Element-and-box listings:
◆ ◆ ◆ ◆ ◆
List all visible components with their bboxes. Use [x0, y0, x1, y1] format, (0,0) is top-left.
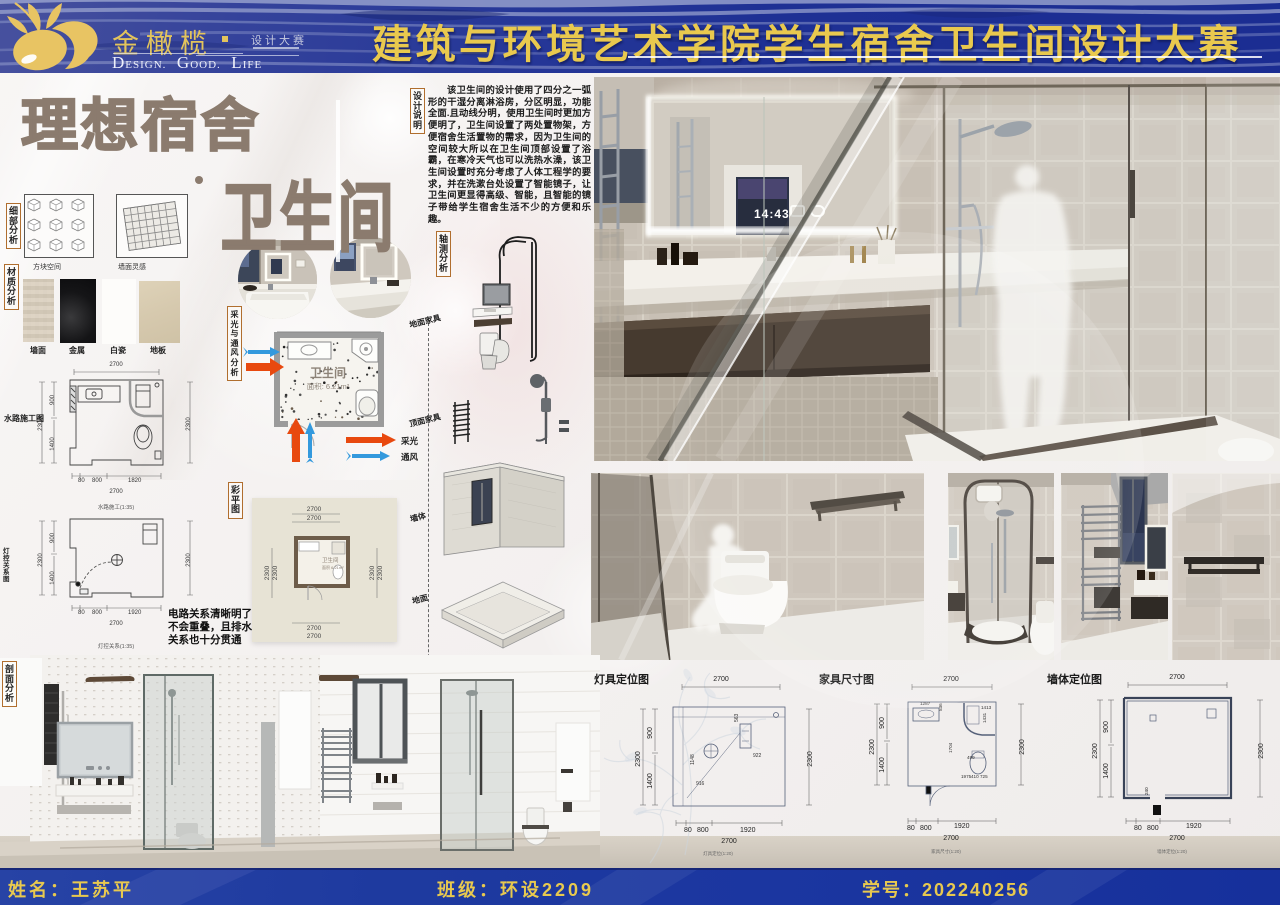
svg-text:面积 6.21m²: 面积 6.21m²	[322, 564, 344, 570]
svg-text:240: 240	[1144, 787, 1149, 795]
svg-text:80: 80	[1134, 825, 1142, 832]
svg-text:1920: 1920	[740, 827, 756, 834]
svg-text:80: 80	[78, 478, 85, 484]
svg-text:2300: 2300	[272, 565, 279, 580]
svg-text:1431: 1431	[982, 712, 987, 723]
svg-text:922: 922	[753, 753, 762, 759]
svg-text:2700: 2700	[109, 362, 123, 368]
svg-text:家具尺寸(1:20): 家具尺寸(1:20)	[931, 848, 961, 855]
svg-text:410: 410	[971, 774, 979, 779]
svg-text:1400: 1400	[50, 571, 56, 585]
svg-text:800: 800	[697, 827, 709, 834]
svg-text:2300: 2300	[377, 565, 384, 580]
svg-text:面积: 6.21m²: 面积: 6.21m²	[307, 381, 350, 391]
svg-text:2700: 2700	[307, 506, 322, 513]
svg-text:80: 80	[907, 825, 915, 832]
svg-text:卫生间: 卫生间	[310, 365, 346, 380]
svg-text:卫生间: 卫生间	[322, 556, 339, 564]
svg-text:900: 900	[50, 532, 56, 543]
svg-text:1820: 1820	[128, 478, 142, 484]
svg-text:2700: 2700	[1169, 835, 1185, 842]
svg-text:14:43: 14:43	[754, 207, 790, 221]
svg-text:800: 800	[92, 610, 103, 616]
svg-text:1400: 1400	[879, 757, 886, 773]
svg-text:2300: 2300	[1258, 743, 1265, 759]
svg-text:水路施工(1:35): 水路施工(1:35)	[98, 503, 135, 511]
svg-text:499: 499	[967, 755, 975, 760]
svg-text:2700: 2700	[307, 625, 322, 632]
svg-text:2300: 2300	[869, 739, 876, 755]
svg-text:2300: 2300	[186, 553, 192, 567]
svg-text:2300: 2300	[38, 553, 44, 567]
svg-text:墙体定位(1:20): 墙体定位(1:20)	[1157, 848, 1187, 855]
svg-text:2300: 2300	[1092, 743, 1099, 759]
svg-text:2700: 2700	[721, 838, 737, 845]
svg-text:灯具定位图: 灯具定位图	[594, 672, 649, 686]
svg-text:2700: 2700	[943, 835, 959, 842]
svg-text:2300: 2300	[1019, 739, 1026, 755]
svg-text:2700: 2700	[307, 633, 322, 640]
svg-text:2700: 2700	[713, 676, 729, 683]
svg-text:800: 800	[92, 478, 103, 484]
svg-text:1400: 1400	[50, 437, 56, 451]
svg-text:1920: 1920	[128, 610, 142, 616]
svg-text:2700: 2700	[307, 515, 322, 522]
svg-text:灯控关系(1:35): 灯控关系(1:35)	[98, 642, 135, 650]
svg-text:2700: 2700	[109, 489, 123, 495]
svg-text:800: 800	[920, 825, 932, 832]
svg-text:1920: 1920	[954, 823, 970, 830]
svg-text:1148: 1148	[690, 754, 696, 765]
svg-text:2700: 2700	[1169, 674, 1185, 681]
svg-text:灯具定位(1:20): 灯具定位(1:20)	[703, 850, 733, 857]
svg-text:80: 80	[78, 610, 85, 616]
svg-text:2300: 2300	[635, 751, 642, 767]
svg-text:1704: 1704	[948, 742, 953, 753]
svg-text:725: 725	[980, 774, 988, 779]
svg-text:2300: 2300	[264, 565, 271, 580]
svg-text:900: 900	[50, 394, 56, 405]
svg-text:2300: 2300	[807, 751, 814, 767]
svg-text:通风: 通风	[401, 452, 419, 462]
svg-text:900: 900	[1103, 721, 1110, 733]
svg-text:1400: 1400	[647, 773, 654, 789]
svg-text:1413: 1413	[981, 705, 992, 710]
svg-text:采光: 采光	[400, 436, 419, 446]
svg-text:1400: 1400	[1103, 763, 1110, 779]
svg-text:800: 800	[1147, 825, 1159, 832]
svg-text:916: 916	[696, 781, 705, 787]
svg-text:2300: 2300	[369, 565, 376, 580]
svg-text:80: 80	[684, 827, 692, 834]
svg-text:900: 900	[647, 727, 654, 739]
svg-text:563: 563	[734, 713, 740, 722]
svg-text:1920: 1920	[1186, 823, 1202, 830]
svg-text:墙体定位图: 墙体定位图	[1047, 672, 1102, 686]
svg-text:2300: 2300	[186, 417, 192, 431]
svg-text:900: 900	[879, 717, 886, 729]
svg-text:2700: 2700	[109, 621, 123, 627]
◆ ◆ ◆ ◆ ◆
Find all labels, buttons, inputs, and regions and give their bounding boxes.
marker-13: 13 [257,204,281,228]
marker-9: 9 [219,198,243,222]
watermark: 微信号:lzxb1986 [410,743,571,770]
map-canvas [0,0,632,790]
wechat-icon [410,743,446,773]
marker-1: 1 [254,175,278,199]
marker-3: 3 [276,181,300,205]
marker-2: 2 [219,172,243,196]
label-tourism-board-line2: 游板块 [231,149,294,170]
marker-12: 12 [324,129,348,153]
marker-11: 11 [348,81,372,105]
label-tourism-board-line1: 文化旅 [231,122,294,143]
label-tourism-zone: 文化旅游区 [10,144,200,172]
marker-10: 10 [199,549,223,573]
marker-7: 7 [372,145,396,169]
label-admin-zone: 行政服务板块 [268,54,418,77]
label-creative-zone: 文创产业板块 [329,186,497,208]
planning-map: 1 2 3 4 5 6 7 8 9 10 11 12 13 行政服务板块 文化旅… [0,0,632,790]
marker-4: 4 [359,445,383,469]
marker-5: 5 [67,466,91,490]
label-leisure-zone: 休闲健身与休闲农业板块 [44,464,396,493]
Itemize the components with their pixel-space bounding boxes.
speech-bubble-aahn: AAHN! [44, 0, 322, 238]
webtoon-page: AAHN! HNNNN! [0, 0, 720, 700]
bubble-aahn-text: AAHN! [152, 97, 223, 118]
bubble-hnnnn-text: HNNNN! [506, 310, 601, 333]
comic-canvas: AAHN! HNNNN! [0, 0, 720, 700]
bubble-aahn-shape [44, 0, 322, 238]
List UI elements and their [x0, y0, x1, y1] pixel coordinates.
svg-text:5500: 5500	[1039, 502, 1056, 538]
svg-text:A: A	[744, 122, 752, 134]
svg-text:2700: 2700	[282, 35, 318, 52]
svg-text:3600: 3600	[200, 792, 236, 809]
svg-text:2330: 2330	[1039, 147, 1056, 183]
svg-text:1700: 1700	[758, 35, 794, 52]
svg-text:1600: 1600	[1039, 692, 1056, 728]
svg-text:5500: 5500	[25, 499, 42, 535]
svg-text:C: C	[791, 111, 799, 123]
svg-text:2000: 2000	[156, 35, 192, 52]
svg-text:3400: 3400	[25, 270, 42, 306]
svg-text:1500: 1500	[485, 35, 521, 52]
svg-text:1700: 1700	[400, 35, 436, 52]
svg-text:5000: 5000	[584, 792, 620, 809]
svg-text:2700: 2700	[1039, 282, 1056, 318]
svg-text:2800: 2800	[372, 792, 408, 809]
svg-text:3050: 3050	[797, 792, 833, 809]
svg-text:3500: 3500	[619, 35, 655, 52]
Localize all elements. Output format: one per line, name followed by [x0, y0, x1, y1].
◆ ◆ ◆ ◆ ◆
Direction:
Copy verbatim the lines starting with the one containing "Find all labels, buttons, inputs, and" and ending with the one containing "label-creative-zone: 文创产业板块 [329,186,497,208]", both included.

Written response:
Find all labels, buttons, inputs, and regions and give their bounding boxes.
marker-13: 13 [257,204,281,228]
marker-9: 9 [219,198,243,222]
watermark: 微信号:lzxb1986 [410,743,571,770]
map-canvas [0,0,632,790]
wechat-icon [410,743,446,773]
marker-1: 1 [254,175,278,199]
marker-3: 3 [276,181,300,205]
marker-2: 2 [219,172,243,196]
label-tourism-board-line2: 游板块 [231,149,294,170]
marker-12: 12 [324,129,348,153]
marker-11: 11 [348,81,372,105]
label-tourism-board-line1: 文化旅 [231,122,294,143]
label-tourism-zone: 文化旅游区 [10,144,200,172]
marker-10: 10 [199,549,223,573]
marker-7: 7 [372,145,396,169]
label-admin-zone: 行政服务板块 [268,54,418,77]
label-creative-zone: 文创产业板块 [329,186,497,208]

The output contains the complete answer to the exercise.